◆ Task requirements
Reproduce the complete listing without any deviation.

Part of a data file:

>> BEGIN

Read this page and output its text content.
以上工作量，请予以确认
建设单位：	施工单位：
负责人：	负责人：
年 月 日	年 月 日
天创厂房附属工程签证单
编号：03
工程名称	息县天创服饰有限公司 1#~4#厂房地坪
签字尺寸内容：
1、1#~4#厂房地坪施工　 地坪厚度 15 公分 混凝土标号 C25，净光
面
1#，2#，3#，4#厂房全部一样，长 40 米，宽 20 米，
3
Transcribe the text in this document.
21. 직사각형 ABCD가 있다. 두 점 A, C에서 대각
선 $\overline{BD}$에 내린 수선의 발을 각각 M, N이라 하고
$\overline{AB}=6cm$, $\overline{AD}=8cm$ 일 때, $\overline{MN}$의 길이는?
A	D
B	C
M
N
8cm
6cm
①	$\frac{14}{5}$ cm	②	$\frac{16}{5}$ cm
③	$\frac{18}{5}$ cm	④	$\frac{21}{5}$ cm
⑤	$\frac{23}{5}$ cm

>> END

◆ Written response
Read this page and output its text content.
以上工作量，请予以确认
建设单位：	施工单位：
负责人：	负责人：
年 月 日	年 月 日
天创厂房附属工程签证单
编号：03
工程名称	息县天创服饰有限公司 1#~4#厂房地坪
签字尺寸内容：
1、1#~4#厂房地坪施工　 地坪厚度 15 公分 混凝土标号 C25，净光
面
1#，2#，3#，4#厂房全部一样，长 40 米，宽 20 米，
3
Transcribe the text in this document.
21. 직사각형 ABCD가 있다. 두 점 A, C에서 대각
선 $\overline{BD}$에 내린 수선의 발을 각각 M, N이라 하고
$\overline{AB}=6cm$, $\overline{AD}=8cm$ 일 때, $\overline{MN}$의 길이는?
A	D
B	C
M
N
8cm
6cm
①	$\frac{14}{5}$ cm	②	$\frac{16}{5}$ cm
③	$\frac{18}{5}$ cm	④	$\frac{21}{5}$ cm
⑤	$\frac{23}{5}$ cm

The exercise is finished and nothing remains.